Entries from a dataset
********************
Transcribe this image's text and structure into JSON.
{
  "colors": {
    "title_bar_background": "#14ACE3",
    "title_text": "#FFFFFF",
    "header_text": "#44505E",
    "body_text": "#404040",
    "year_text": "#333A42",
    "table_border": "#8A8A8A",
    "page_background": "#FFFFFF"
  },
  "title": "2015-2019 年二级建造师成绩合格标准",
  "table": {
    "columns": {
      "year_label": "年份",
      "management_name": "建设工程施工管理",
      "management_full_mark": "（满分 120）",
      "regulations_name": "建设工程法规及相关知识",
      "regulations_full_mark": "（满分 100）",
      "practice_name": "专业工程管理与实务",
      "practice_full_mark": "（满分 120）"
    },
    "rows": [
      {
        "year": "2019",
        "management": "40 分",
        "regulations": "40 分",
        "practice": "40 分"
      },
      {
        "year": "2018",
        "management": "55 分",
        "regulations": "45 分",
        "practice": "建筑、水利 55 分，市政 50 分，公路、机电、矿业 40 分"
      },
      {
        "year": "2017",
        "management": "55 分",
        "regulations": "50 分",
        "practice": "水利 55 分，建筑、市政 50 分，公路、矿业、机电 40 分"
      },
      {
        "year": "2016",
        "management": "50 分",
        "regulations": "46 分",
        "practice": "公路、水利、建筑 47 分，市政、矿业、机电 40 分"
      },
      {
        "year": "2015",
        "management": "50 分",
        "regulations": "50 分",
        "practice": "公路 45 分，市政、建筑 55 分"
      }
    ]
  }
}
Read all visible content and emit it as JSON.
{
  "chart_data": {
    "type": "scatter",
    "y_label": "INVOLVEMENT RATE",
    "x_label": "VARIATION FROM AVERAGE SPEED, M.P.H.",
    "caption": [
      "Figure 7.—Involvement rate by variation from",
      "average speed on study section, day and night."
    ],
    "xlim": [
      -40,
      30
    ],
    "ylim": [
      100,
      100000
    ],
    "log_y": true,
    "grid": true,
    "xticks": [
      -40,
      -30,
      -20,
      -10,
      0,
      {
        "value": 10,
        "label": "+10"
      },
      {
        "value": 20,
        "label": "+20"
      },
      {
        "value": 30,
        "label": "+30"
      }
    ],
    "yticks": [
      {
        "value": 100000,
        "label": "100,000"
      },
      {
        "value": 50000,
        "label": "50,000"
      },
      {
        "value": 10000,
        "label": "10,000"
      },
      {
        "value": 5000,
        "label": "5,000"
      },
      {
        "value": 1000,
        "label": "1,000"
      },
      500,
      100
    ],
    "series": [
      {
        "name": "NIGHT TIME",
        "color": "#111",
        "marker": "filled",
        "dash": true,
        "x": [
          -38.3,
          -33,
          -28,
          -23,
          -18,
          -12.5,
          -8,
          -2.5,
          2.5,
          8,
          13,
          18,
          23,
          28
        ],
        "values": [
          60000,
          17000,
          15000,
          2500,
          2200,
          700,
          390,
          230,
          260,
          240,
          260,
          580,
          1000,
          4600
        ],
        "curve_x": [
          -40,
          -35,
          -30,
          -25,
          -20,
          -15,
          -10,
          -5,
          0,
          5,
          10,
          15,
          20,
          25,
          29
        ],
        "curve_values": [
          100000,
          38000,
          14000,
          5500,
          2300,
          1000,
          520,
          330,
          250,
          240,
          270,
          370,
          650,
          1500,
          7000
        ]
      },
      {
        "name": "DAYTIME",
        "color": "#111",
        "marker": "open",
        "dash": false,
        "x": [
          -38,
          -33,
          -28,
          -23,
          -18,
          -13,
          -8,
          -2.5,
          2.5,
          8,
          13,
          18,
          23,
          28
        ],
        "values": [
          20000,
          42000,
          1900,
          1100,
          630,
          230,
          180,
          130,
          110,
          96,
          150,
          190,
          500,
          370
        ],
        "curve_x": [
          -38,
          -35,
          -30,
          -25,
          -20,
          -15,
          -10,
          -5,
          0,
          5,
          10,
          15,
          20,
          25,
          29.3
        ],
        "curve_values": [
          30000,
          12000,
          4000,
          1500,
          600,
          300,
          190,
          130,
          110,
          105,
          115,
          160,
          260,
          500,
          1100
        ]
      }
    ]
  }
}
********************
Required work
Some lines of the data may hold the word "FFFFFF". Say how many do, with nothing else.

Finished task
2